What you need to do: Search the material for the word "values" and copy each line that holds it.
+--
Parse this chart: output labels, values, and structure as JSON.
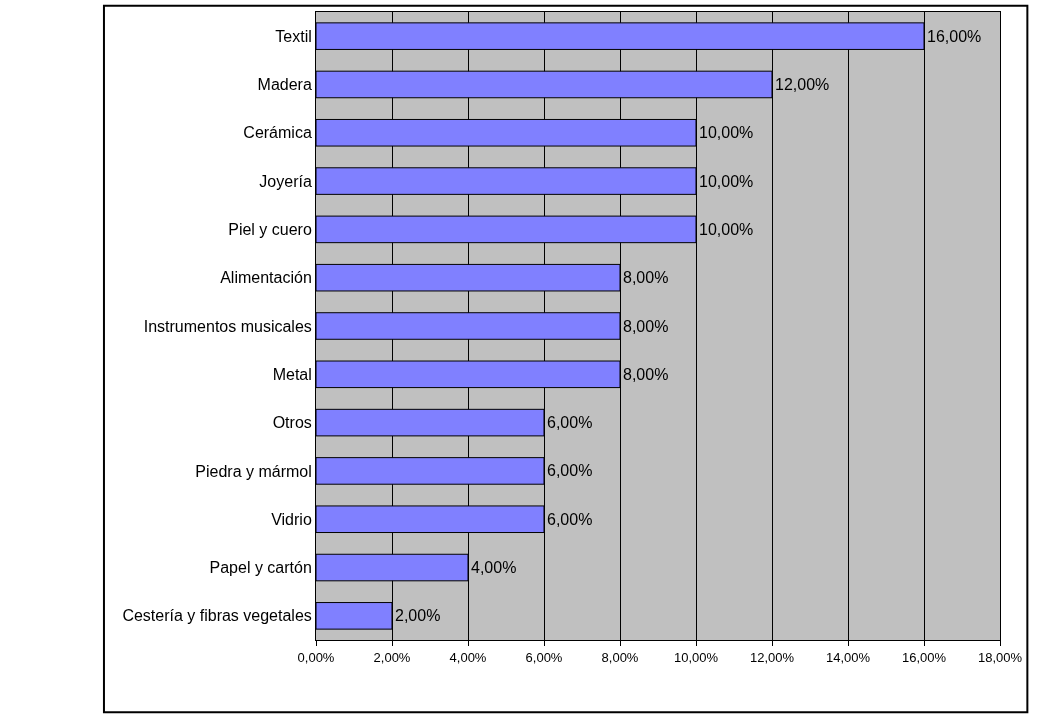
{
  "chart_data": {
    "type": "bar",
    "orientation": "horizontal",
    "categories": [
      "Textil",
      "Madera",
      "Cerámica",
      "Joyería",
      "Piel y cuero",
      "Alimentación",
      "Instrumentos musicales",
      "Metal",
      "Otros",
      "Piedra y mármol",
      "Vidrio",
      "Papel y cartón",
      "Cestería y fibras vegetales"
    ],
    "values": [
      16,
      12,
      10,
      10,
      10,
      8,
      8,
      8,
      6,
      6,
      6,
      4,
      2
    ],
    "value_labels": [
      "16,00%",
      "12,00%",
      "10,00%",
      "10,00%",
      "10,00%",
      "8,00%",
      "8,00%",
      "8,00%",
      "6,00%",
      "6,00%",
      "6,00%",
      "4,00%",
      "2,00%"
    ],
    "color": "#8080ff",
    "xlim": [
      0,
      18
    ],
    "xticks": [
      {
        "value": 0,
        "label": "0,00%"
      },
      {
        "value": 2,
        "label": "2,00%"
      },
      {
        "value": 4,
        "label": "4,00%"
      },
      {
        "value": 6,
        "label": "6,00%"
      },
      {
        "value": 8,
        "label": "8,00%"
      },
      {
        "value": 10,
        "label": "10,00%"
      },
      {
        "value": 12,
        "label": "12,00%"
      },
      {
        "value": 14,
        "label": "14,00%"
      },
      {
        "value": 16,
        "label": "16,00%"
      },
      {
        "value": 18,
        "label": "18,00%"
      }
    ],
    "grid": "x",
    "legend": false
  }
}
+--
Final answer:
Parse this chart: output labels, values, and structure as JSON.
    "values": [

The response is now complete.